Data lokasi elemen
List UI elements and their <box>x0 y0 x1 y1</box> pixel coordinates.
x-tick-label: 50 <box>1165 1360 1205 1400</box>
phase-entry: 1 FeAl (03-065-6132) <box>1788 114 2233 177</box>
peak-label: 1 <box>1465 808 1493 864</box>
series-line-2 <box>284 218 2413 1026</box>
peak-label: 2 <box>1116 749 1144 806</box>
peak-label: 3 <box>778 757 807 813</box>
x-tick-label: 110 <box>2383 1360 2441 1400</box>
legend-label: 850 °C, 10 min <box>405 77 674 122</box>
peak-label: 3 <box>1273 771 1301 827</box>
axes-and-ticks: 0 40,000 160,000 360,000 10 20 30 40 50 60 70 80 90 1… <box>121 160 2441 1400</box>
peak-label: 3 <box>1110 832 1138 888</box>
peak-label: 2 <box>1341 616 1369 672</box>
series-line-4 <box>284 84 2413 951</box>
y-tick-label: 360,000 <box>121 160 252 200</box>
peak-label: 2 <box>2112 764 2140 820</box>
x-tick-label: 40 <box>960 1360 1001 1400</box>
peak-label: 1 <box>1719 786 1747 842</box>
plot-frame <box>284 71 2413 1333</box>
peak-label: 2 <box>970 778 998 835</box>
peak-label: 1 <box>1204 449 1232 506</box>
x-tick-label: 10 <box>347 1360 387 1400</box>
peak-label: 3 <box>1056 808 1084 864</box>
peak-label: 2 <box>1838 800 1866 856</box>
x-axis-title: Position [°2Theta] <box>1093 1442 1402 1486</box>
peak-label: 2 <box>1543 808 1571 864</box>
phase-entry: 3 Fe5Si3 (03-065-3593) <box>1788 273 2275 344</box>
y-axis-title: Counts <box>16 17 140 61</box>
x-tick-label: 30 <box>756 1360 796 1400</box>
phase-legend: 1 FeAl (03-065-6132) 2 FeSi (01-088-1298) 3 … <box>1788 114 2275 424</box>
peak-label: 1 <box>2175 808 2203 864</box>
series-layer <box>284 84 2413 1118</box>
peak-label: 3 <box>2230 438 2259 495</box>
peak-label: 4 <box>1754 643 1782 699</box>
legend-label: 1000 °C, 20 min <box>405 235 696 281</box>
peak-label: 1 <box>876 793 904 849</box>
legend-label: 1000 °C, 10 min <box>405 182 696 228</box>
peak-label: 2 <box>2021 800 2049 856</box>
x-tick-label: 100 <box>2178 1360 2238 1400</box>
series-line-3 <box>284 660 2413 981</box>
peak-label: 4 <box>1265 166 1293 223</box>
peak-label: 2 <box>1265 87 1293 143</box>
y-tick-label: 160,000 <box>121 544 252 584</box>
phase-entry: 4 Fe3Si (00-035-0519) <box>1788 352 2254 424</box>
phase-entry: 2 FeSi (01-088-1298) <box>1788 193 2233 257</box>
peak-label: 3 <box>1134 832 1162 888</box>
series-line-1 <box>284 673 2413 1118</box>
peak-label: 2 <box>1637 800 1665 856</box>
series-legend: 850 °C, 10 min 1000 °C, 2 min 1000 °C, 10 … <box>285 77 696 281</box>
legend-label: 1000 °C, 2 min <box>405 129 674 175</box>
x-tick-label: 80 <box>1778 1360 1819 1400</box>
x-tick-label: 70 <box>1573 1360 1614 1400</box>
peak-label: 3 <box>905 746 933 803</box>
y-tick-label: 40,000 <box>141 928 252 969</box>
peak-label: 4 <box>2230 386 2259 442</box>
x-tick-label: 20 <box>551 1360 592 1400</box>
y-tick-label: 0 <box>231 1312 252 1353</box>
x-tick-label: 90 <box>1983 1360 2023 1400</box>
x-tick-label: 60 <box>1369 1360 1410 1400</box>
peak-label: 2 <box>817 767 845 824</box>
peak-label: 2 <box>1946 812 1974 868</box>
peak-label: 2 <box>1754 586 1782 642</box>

TUJUAN LATIHAN >> Sajikan setiap baris dari semua catatan di atas sebagai daftar bernomor, dan lewati baris yang kosong.

PENYELESAIAN SOAL >>
1. List UI elements and their <box>x0 y0 x1 y1</box> pixel coordinates.
2. x-tick-label: 50 <box>1165 1360 1205 1400</box>
3. phase-entry: 1 FeAl (03-065-6132) <box>1788 114 2233 177</box>
4. peak-label: 1 <box>1465 808 1493 864</box>
5. series-line-2 <box>284 218 2413 1026</box>
6. peak-label: 2 <box>1116 749 1144 806</box>
7. peak-label: 3 <box>778 757 807 813</box>
8. x-tick-label: 110 <box>2383 1360 2441 1400</box>
9. legend-label: 850 °C, 10 min <box>405 77 674 122</box>
10. peak-label: 3 <box>1273 771 1301 827</box>
11. axes-and-ticks: 0 40,000 160,000 360,000 10 20 30 40 50 60 70 80 90 1… <box>121 160 2441 1400</box>
12. peak-label: 3 <box>1110 832 1138 888</box>
13. peak-label: 2 <box>1341 616 1369 672</box>
14. series-line-4 <box>284 84 2413 951</box>
15. y-tick-label: 360,000 <box>121 160 252 200</box>
16. peak-label: 2 <box>2112 764 2140 820</box>
17. x-tick-label: 40 <box>960 1360 1001 1400</box>
18. peak-label: 1 <box>1719 786 1747 842</box>
19. plot-frame <box>284 71 2413 1333</box>
20. peak-label: 2 <box>970 778 998 835</box>
21. peak-label: 1 <box>1204 449 1232 506</box>
22. x-tick-label: 10 <box>347 1360 387 1400</box>
23. peak-label: 3 <box>1056 808 1084 864</box>
24. peak-label: 2 <box>1838 800 1866 856</box>
25. x-axis-title: Position [°2Theta] <box>1093 1442 1402 1486</box>
26. peak-label: 2 <box>1543 808 1571 864</box>
27. phase-entry: 3 Fe5Si3 (03-065-3593) <box>1788 273 2275 344</box>
28. y-axis-title: Counts <box>16 17 140 61</box>
29. x-tick-label: 30 <box>756 1360 796 1400</box>
30. phase-legend: 1 FeAl (03-065-6132) 2 FeSi (01-088-1298) 3 … <box>1788 114 2275 424</box>
31. peak-label: 1 <box>2175 808 2203 864</box>
32. series-layer <box>284 84 2413 1118</box>
33. peak-label: 3 <box>2230 438 2259 495</box>
34. peak-label: 4 <box>1754 643 1782 699</box>
35. legend-label: 1000 °C, 20 min <box>405 235 696 281</box>
36. peak-label: 1 <box>876 793 904 849</box>
37. legend-label: 1000 °C, 10 min <box>405 182 696 228</box>
38. peak-label: 2 <box>2021 800 2049 856</box>
39. x-tick-label: 100 <box>2178 1360 2238 1400</box>
40. series-line-3 <box>284 660 2413 981</box>
41. peak-label: 4 <box>1265 166 1293 223</box>
42. peak-label: 2 <box>1265 87 1293 143</box>
43. y-tick-label: 160,000 <box>121 544 252 584</box>
44. phase-entry: 4 Fe3Si (00-035-0519) <box>1788 352 2254 424</box>
45. phase-entry: 2 FeSi (01-088-1298) <box>1788 193 2233 257</box>
46. peak-label: 3 <box>1134 832 1162 888</box>
47. series-line-1 <box>284 673 2413 1118</box>
48. peak-label: 2 <box>1637 800 1665 856</box>
49. series-legend: 850 °C, 10 min 1000 °C, 2 min 1000 °C, 10 … <box>285 77 696 281</box>
50. legend-label: 1000 °C, 2 min <box>405 129 674 175</box>
51. x-tick-label: 80 <box>1778 1360 1819 1400</box>
52. x-tick-label: 70 <box>1573 1360 1614 1400</box>
53. peak-label: 3 <box>905 746 933 803</box>
54. y-tick-label: 40,000 <box>141 928 252 969</box>
55. peak-label: 4 <box>2230 386 2259 442</box>
56. x-tick-label: 20 <box>551 1360 592 1400</box>
57. y-tick-label: 0 <box>231 1312 252 1353</box>
58. x-tick-label: 90 <box>1983 1360 2023 1400</box>
59. x-tick-label: 60 <box>1369 1360 1410 1400</box>
60. peak-label: 2 <box>817 767 845 824</box>
61. peak-label: 2 <box>1946 812 1974 868</box>
62. peak-label: 2 <box>1754 586 1782 642</box>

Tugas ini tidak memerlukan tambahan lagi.